#### WORKING DATA:
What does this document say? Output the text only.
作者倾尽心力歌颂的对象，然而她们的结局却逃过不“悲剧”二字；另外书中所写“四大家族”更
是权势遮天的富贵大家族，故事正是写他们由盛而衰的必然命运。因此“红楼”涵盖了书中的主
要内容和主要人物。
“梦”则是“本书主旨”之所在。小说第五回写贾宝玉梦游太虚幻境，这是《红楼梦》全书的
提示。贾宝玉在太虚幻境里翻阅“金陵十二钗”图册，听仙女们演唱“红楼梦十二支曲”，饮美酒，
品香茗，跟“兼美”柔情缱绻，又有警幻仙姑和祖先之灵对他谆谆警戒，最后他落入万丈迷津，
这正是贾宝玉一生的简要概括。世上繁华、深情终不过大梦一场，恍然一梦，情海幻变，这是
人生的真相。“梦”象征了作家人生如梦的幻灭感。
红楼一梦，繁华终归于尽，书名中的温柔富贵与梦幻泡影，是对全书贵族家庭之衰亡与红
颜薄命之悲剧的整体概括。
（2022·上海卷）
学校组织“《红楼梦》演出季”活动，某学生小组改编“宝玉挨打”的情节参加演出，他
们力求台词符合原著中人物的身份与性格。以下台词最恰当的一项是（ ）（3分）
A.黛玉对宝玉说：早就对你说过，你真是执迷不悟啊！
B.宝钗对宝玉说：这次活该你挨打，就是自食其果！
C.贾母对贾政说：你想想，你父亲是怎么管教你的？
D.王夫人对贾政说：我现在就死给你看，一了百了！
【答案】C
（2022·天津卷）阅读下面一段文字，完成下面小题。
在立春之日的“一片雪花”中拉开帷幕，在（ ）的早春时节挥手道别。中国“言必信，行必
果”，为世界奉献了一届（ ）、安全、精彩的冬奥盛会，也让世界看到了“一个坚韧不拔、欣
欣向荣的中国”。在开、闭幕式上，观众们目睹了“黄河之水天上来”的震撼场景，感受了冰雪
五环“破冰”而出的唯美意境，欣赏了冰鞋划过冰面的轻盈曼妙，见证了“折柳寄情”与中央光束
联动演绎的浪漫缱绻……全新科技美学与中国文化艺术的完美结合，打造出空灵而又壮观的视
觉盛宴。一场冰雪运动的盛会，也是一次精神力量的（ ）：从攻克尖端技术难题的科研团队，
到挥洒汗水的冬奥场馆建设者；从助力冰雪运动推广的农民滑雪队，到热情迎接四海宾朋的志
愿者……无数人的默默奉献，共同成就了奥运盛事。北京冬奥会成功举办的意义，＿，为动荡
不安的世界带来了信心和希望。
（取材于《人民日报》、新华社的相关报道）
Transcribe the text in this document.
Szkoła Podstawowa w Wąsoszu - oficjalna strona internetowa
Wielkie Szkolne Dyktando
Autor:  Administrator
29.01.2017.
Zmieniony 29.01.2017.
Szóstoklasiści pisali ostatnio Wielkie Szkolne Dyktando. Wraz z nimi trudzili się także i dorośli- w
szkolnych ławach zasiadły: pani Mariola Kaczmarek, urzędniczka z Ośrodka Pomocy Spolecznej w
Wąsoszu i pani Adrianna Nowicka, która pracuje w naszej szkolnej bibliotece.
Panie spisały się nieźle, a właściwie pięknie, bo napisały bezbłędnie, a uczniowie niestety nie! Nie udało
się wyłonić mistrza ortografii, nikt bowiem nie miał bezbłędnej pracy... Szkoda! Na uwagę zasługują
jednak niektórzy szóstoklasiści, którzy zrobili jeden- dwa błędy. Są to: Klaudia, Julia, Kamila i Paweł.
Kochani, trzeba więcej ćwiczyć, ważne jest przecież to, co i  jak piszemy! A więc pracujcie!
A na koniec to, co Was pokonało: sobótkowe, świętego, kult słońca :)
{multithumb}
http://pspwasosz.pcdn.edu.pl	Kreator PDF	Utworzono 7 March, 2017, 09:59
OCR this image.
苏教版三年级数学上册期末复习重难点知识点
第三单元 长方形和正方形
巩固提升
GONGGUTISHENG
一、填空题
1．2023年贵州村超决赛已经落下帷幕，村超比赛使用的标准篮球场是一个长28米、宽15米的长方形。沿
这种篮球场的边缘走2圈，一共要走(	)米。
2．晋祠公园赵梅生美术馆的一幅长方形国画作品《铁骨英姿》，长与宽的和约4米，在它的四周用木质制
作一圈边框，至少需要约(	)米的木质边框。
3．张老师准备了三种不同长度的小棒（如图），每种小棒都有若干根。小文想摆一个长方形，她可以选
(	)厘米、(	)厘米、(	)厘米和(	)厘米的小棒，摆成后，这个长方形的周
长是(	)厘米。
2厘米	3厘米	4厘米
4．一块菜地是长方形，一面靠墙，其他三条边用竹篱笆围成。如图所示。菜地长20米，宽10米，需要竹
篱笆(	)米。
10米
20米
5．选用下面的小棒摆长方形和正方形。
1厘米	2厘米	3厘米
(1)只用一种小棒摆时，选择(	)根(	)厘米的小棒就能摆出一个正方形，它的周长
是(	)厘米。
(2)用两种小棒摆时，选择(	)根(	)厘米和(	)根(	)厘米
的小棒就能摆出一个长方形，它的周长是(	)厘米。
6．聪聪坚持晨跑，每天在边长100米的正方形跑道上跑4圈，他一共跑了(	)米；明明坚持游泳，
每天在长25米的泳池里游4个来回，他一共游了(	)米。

#### REQUIREMENTS:
Restate each of the entries above verbatim.

#### SOLVED EXERCISE:
What does this document say? Output the text only.
作者倾尽心力歌颂的对象，然而她们的结局却逃过不“悲剧”二字；另外书中所写“四大家族”更
是权势遮天的富贵大家族，故事正是写他们由盛而衰的必然命运。因此“红楼”涵盖了书中的主
要内容和主要人物。
“梦”则是“本书主旨”之所在。小说第五回写贾宝玉梦游太虚幻境，这是《红楼梦》全书的
提示。贾宝玉在太虚幻境里翻阅“金陵十二钗”图册，听仙女们演唱“红楼梦十二支曲”，饮美酒，
品香茗，跟“兼美”柔情缱绻，又有警幻仙姑和祖先之灵对他谆谆警戒，最后他落入万丈迷津，
这正是贾宝玉一生的简要概括。世上繁华、深情终不过大梦一场，恍然一梦，情海幻变，这是
人生的真相。“梦”象征了作家人生如梦的幻灭感。
红楼一梦，繁华终归于尽，书名中的温柔富贵与梦幻泡影，是对全书贵族家庭之衰亡与红
颜薄命之悲剧的整体概括。
（2022·上海卷）
学校组织“《红楼梦》演出季”活动，某学生小组改编“宝玉挨打”的情节参加演出，他
们力求台词符合原著中人物的身份与性格。以下台词最恰当的一项是（ ）（3分）
A.黛玉对宝玉说：早就对你说过，你真是执迷不悟啊！
B.宝钗对宝玉说：这次活该你挨打，就是自食其果！
C.贾母对贾政说：你想想，你父亲是怎么管教你的？
D.王夫人对贾政说：我现在就死给你看，一了百了！
【答案】C
（2022·天津卷）阅读下面一段文字，完成下面小题。
在立春之日的“一片雪花”中拉开帷幕，在（ ）的早春时节挥手道别。中国“言必信，行必
果”，为世界奉献了一届（ ）、安全、精彩的冬奥盛会，也让世界看到了“一个坚韧不拔、欣
欣向荣的中国”。在开、闭幕式上，观众们目睹了“黄河之水天上来”的震撼场景，感受了冰雪
五环“破冰”而出的唯美意境，欣赏了冰鞋划过冰面的轻盈曼妙，见证了“折柳寄情”与中央光束
联动演绎的浪漫缱绻……全新科技美学与中国文化艺术的完美结合，打造出空灵而又壮观的视
觉盛宴。一场冰雪运动的盛会，也是一次精神力量的（ ）：从攻克尖端技术难题的科研团队，
到挥洒汗水的冬奥场馆建设者；从助力冰雪运动推广的农民滑雪队，到热情迎接四海宾朋的志
愿者……无数人的默默奉献，共同成就了奥运盛事。北京冬奥会成功举办的意义，＿，为动荡
不安的世界带来了信心和希望。
（取材于《人民日报》、新华社的相关报道）
Transcribe the text in this document.
Szkoła Podstawowa w Wąsoszu - oficjalna strona internetowa
Wielkie Szkolne Dyktando
Autor:  Administrator
29.01.2017.
Zmieniony 29.01.2017.
Szóstoklasiści pisali ostatnio Wielkie Szkolne Dyktando. Wraz z nimi trudzili się także i dorośli- w
szkolnych ławach zasiadły: pani Mariola Kaczmarek, urzędniczka z Ośrodka Pomocy Spolecznej w
Wąsoszu i pani Adrianna Nowicka, która pracuje w naszej szkolnej bibliotece.
Panie spisały się nieźle, a właściwie pięknie, bo napisały bezbłędnie, a uczniowie niestety nie! Nie udało
się wyłonić mistrza ortografii, nikt bowiem nie miał bezbłędnej pracy... Szkoda! Na uwagę zasługują
jednak niektórzy szóstoklasiści, którzy zrobili jeden- dwa błędy. Są to: Klaudia, Julia, Kamila i Paweł.
Kochani, trzeba więcej ćwiczyć, ważne jest przecież to, co i  jak piszemy! A więc pracujcie!
A na koniec to, co Was pokonało: sobótkowe, świętego, kult słońca :)
{multithumb}
http://pspwasosz.pcdn.edu.pl	Kreator PDF	Utworzono 7 March, 2017, 09:59
OCR this image.
苏教版三年级数学上册期末复习重难点知识点
第三单元 长方形和正方形
巩固提升
GONGGUTISHENG
一、填空题
1．2023年贵州村超决赛已经落下帷幕，村超比赛使用的标准篮球场是一个长28米、宽15米的长方形。沿
这种篮球场的边缘走2圈，一共要走(	)米。
2．晋祠公园赵梅生美术馆的一幅长方形国画作品《铁骨英姿》，长与宽的和约4米，在它的四周用木质制
作一圈边框，至少需要约(	)米的木质边框。
3．张老师准备了三种不同长度的小棒（如图），每种小棒都有若干根。小文想摆一个长方形，她可以选
(	)厘米、(	)厘米、(	)厘米和(	)厘米的小棒，摆成后，这个长方形的周
长是(	)厘米。
2厘米	3厘米	4厘米
4．一块菜地是长方形，一面靠墙，其他三条边用竹篱笆围成。如图所示。菜地长20米，宽10米，需要竹
篱笆(	)米。
10米
20米
5．选用下面的小棒摆长方形和正方形。
1厘米	2厘米	3厘米
(1)只用一种小棒摆时，选择(	)根(	)厘米的小棒就能摆出一个正方形，它的周长
是(	)厘米。
(2)用两种小棒摆时，选择(	)根(	)厘米和(	)根(	)厘米
的小棒就能摆出一个长方形，它的周长是(	)厘米。
6．聪聪坚持晨跑，每天在边长100米的正方形跑道上跑4圈，他一共跑了(	)米；明明坚持游泳，
每天在长25米的泳池里游4个来回，他一共游了(	)米。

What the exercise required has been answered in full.